--- start of DATA PROVIDED ---
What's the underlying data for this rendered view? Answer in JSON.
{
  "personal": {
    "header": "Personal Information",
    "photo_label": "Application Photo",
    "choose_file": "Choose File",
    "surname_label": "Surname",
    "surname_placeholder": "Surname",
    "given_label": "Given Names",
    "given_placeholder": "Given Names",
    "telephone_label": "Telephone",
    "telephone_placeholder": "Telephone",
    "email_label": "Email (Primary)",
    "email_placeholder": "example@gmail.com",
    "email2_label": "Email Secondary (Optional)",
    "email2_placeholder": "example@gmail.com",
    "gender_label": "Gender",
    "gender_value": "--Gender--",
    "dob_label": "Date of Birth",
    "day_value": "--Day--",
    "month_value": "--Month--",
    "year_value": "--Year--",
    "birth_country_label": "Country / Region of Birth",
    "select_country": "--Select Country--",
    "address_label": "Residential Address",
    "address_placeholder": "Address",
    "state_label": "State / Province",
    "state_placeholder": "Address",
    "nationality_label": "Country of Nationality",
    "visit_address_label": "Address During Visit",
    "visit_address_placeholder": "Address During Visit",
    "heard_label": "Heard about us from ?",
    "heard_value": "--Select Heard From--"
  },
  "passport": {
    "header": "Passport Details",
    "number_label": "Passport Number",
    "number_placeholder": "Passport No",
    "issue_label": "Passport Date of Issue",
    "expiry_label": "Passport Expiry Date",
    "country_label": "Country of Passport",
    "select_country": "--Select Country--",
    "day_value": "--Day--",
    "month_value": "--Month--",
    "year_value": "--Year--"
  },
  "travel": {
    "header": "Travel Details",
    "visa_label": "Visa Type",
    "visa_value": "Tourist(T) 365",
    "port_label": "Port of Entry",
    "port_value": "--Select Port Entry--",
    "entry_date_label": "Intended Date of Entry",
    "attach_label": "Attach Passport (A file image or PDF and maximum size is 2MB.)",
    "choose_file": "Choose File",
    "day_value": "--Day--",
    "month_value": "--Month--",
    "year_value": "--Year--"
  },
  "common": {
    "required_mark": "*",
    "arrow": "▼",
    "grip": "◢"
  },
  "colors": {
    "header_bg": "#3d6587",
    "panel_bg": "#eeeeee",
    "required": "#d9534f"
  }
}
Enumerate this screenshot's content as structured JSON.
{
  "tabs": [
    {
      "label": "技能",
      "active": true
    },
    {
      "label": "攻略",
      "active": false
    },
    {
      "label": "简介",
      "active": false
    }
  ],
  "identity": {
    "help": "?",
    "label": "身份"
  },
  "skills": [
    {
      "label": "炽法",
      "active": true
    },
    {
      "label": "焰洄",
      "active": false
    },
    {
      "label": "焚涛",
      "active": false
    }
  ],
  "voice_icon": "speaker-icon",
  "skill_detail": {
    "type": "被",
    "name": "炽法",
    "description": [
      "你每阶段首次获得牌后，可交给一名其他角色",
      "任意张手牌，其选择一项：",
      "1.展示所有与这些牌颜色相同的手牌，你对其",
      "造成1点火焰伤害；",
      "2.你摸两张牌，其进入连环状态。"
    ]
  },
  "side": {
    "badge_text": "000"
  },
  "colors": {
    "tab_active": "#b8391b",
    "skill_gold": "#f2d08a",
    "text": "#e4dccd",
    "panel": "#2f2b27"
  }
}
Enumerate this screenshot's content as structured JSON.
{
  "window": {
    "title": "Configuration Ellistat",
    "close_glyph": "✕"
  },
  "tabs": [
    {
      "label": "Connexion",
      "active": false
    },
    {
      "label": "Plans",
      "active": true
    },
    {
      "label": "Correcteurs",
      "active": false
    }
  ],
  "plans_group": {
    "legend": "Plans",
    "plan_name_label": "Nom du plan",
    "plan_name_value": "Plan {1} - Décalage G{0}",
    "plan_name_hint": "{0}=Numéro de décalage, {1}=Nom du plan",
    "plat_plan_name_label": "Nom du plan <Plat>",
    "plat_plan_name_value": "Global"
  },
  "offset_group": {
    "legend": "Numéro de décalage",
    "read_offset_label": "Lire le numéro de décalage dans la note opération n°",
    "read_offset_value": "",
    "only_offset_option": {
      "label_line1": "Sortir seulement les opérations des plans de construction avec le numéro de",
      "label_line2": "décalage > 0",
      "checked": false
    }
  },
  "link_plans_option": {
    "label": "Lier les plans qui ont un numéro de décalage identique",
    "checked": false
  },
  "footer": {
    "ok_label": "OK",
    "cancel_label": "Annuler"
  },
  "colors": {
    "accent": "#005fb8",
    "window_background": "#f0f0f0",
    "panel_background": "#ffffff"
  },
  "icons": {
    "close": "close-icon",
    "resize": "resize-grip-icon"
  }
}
--- end of DATA PROVIDED ---
### WHAT THE TASK ASKS
Extract every record. Keep wording exact.

### ANSWER TO THE PROBLEM
What's the underlying data for this rendered view? Answer in JSON.
{
  "personal": {
    "header": "Personal Information",
    "photo_label": "Application Photo",
    "choose_file": "Choose File",
    "surname_label": "Surname",
    "surname_placeholder": "Surname",
    "given_label": "Given Names",
    "given_placeholder": "Given Names",
    "telephone_label": "Telephone",
    "telephone_placeholder": "Telephone",
    "email_label": "Email (Primary)",
    "email_placeholder": "example@gmail.com",
    "email2_label": "Email Secondary (Optional)",
    "email2_placeholder": "example@gmail.com",
    "gender_label": "Gender",
    "gender_value": "--Gender--",
    "dob_label": "Date of Birth",
    "day_value": "--Day--",
    "month_value": "--Month--",
    "year_value": "--Year--",
    "birth_country_label": "Country / Region of Birth",
    "select_country": "--Select Country--",
    "address_label": "Residential Address",
    "address_placeholder": "Address",
    "state_label": "State / Province",
    "state_placeholder": "Address",
    "nationality_label": "Country of Nationality",
    "visit_address_label": "Address During Visit",
    "visit_address_placeholder": "Address During Visit",
    "heard_label": "Heard about us from ?",
    "heard_value": "--Select Heard From--"
  },
  "passport": {
    "header": "Passport Details",
    "number_label": "Passport Number",
    "number_placeholder": "Passport No",
    "issue_label": "Passport Date of Issue",
    "expiry_label": "Passport Expiry Date",
    "country_label": "Country of Passport",
    "select_country": "--Select Country--",
    "day_value": "--Day--",
    "month_value": "--Month--",
    "year_value": "--Year--"
  },
  "travel": {
    "header": "Travel Details",
    "visa_label": "Visa Type",
    "visa_value": "Tourist(T) 365",
    "port_label": "Port of Entry",
    "port_value": "--Select Port Entry--",
    "entry_date_label": "Intended Date of Entry",
    "attach_label": "Attach Passport (A file image or PDF and maximum size is 2MB.)",
    "choose_file": "Choose File",
    "day_value": "--Day--",
    "month_value": "--Month--",
    "year_value": "--Year--"
  },
  "common": {
    "required_mark": "*",
    "arrow": "▼",
    "grip": "◢"
  },
  "colors": {
    "header_bg": "#3d6587",
    "panel_bg": "#eeeeee",
    "required": "#d9534f"
  }
}
Enumerate this screenshot's content as structured JSON.
{
  "tabs": [
    {
      "label": "技能",
      "active": true
    },
    {
      "label": "攻略",
      "active": false
    },
    {
      "label": "简介",
      "active": false
    }
  ],
  "identity": {
    "help": "?",
    "label": "身份"
  },
  "skills": [
    {
      "label": "炽法",
      "active": true
    },
    {
      "label": "焰洄",
      "active": false
    },
    {
      "label": "焚涛",
      "active": false
    }
  ],
  "voice_icon": "speaker-icon",
  "skill_detail": {
    "type": "被",
    "name": "炽法",
    "description": [
      "你每阶段首次获得牌后，可交给一名其他角色",
      "任意张手牌，其选择一项：",
      "1.展示所有与这些牌颜色相同的手牌，你对其",
      "造成1点火焰伤害；",
      "2.你摸两张牌，其进入连环状态。"
    ]
  },
  "side": {
    "badge_text": "000"
  },
  "colors": {
    "tab_active": "#b8391b",
    "skill_gold": "#f2d08a",
    "text": "#e4dccd",
    "panel": "#2f2b27"
  }
}
Enumerate this screenshot's content as structured JSON.
{
  "window": {
    "title": "Configuration Ellistat",
    "close_glyph": "✕"
  },
  "tabs": [
    {
      "label": "Connexion",
      "active": false
    },
    {
      "label": "Plans",
      "active": true
    },
    {
      "label": "Correcteurs",
      "active": false
    }
  ],
  "plans_group": {
    "legend": "Plans",
    "plan_name_label": "Nom du plan",
    "plan_name_value": "Plan {1} - Décalage G{0}",
    "plan_name_hint": "{0}=Numéro de décalage, {1}=Nom du plan",
    "plat_plan_name_label": "Nom du plan <Plat>",
    "plat_plan_name_value": "Global"
  },
  "offset_group": {
    "legend": "Numéro de décalage",
    "read_offset_label": "Lire le numéro de décalage dans la note opération n°",
    "read_offset_value": "",
    "only_offset_option": {
      "label_line1": "Sortir seulement les opérations des plans de construction avec le numéro de",
      "label_line2": "décalage > 0",
      "checked": false
    }
  },
  "link_plans_option": {
    "label": "Lier les plans qui ont un numéro de décalage identique",
    "checked": false
  },
  "footer": {
    "ok_label": "OK",
    "cancel_label": "Annuler"
  },
  "colors": {
    "accent": "#005fb8",
    "window_background": "#f0f0f0",
    "panel_background": "#ffffff"
  },
  "icons": {
    "close": "close-icon",
    "resize": "resize-grip-icon"
  }
}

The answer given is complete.